§ THE TASK: Copy the rows from the start of the records through the line containing "paragraph-state-role: Paragraf drugi", changing "Output format" to "Required format" and leaving everything else as it is.
___ DATASET ROWS
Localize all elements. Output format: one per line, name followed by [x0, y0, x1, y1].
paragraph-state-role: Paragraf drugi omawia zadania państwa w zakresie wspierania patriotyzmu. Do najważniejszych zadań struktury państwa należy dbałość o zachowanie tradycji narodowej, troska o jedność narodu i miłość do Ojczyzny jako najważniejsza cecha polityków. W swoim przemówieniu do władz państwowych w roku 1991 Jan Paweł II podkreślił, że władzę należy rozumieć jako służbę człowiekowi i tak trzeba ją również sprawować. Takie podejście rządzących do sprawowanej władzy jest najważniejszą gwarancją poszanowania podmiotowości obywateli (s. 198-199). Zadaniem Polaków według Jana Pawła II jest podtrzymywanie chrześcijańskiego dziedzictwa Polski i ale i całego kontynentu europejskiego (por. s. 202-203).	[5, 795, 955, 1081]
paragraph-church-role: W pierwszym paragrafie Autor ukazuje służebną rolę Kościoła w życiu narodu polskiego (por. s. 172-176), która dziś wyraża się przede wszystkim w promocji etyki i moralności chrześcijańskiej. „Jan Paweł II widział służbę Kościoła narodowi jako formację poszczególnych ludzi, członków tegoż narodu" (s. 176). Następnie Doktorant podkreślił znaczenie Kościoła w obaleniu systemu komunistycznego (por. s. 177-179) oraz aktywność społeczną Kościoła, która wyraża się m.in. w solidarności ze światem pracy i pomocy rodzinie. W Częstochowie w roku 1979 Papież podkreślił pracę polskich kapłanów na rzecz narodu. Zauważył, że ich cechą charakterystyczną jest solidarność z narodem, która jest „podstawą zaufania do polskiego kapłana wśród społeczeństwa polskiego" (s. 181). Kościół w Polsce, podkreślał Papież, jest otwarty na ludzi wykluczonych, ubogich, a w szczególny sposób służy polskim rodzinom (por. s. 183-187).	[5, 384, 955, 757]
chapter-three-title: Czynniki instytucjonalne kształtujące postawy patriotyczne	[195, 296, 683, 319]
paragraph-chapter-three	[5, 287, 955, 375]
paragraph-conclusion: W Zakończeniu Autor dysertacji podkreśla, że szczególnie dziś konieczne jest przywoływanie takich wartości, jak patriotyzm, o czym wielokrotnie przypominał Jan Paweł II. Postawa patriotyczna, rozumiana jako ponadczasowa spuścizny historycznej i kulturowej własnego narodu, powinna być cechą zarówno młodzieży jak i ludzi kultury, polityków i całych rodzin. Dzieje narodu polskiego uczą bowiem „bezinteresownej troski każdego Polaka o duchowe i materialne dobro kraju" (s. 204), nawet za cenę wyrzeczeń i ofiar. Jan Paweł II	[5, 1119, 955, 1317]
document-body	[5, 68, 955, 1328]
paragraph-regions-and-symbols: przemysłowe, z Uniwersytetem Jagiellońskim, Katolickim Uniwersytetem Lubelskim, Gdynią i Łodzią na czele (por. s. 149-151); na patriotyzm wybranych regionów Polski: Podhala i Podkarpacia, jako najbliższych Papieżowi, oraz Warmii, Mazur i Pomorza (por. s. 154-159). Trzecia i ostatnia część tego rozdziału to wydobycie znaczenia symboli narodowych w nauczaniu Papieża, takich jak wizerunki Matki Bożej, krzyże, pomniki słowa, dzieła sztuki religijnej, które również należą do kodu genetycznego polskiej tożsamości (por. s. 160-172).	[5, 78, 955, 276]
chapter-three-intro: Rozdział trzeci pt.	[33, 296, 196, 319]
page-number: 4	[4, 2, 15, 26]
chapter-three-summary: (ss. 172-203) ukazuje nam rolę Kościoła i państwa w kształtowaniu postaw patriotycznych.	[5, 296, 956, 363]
______
§ THE RESULT:
Localize all elements. Required format: one per line, name followed by [x0, y0, x1, y1].
paragraph-state-role: Paragraf drugi omawia zadania państwa w zakresie wspierania patriotyzmu. Do najważniejszych zadań struktury państwa należy dbałość o zachowanie tradycji narodowej, troska o jedność narodu i miłość do Ojczyzny jako najważniejsza cecha polityków. W swoim przemówieniu do władz państwowych w roku 1991 Jan Paweł II podkreślił, że władzę należy rozumieć jako służbę człowiekowi i tak trzeba ją również sprawować. Takie podejście rządzących do sprawowanej władzy jest najważniejszą gwarancją poszanowania podmiotowości obywateli (s. 198-199). Zadaniem Polaków według Jana Pawła II jest podtrzymywanie chrześcijańskiego dziedzictwa Polski i ale i całego kontynentu europejskiego (por. s. 202-203).	[5, 795, 955, 1081]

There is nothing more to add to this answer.